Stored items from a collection
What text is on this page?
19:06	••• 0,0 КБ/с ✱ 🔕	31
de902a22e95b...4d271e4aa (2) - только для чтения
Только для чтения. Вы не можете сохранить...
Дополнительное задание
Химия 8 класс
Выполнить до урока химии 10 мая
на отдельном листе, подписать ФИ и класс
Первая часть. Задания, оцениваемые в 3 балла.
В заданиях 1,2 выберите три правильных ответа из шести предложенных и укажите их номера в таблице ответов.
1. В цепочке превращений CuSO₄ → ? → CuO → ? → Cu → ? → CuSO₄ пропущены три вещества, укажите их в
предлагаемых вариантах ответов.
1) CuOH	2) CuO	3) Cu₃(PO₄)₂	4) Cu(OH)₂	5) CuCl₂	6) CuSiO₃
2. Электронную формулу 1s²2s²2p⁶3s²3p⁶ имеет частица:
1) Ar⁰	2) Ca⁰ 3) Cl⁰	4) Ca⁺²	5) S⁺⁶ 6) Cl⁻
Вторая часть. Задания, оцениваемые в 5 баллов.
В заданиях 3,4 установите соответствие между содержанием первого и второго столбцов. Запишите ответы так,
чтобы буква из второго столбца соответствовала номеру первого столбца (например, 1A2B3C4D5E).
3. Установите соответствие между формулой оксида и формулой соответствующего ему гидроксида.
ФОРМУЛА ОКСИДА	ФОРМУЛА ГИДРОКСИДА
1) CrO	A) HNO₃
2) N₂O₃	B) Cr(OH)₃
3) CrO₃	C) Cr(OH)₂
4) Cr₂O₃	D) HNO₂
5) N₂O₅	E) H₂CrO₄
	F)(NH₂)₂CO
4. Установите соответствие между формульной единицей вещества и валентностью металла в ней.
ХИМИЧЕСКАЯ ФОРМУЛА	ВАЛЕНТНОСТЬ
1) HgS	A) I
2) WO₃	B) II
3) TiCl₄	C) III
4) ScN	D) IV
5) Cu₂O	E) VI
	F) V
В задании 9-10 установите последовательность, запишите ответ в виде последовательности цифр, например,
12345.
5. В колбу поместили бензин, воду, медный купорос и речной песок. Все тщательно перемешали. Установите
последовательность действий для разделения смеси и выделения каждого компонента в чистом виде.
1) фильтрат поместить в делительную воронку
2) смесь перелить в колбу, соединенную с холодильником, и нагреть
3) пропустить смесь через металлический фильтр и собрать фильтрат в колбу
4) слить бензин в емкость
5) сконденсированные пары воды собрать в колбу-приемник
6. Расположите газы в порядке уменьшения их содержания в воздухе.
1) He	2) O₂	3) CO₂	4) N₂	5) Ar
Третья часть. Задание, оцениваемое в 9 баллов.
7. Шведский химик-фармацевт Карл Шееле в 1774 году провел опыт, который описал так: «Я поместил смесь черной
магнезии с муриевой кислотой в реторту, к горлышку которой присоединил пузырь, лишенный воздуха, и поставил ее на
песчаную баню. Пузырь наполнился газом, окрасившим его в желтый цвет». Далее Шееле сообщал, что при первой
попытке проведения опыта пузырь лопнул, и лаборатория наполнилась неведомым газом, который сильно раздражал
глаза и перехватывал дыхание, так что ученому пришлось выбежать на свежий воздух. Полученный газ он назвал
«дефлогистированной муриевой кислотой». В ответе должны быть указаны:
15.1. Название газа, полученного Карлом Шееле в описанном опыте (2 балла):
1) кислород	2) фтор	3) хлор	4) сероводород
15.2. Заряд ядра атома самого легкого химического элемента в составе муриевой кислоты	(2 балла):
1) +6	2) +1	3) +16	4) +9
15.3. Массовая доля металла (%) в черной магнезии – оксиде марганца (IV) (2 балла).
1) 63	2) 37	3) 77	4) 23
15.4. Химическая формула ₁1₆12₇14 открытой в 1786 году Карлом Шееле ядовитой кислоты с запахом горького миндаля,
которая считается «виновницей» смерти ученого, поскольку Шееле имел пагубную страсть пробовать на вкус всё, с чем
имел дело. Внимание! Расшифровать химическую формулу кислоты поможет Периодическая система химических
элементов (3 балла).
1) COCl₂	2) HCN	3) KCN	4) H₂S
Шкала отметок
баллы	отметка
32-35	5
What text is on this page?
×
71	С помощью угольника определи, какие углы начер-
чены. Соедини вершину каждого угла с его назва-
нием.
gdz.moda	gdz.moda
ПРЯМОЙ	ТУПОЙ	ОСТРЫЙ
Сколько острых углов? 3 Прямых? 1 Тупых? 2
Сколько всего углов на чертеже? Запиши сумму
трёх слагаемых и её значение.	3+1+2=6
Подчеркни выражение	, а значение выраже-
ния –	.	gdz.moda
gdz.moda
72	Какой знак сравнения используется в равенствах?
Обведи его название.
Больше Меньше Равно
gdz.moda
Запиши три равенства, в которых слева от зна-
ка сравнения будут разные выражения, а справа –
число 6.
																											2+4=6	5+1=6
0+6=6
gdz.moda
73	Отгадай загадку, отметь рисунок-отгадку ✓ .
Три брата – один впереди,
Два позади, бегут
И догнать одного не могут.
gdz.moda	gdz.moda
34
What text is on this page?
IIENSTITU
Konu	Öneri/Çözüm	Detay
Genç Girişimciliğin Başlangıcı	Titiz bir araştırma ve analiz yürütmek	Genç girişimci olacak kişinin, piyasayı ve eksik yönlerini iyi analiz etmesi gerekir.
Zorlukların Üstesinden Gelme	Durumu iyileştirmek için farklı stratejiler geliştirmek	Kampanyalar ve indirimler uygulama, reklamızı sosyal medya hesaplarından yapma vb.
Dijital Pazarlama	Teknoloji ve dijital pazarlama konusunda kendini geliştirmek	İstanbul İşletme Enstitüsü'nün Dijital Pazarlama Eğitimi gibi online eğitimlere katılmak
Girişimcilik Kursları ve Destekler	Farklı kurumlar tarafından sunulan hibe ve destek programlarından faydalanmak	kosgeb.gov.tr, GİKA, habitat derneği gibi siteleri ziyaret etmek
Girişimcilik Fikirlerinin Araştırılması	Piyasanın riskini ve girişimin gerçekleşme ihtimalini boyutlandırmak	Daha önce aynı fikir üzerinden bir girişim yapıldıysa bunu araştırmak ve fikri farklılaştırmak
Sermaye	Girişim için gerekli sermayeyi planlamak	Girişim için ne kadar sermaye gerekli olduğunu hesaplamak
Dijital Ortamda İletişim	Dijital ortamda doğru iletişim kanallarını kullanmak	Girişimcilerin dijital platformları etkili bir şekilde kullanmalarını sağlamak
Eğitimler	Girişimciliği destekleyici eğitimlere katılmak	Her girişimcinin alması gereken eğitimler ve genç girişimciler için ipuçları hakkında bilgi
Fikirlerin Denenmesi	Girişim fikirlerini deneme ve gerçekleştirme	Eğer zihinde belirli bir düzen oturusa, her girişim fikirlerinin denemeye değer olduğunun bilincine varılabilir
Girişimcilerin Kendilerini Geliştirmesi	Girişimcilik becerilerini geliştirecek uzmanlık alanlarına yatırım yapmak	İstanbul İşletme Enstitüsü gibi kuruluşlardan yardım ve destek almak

Written task → List each line of the records that holds the string "часть".

Final result →
Первая часть. Задания, оцениваемые в 3 балла.
Вторая часть. Задания, оцениваемые в 5 баллов.
Третья часть. Задание, оцениваемое в 9 баллов.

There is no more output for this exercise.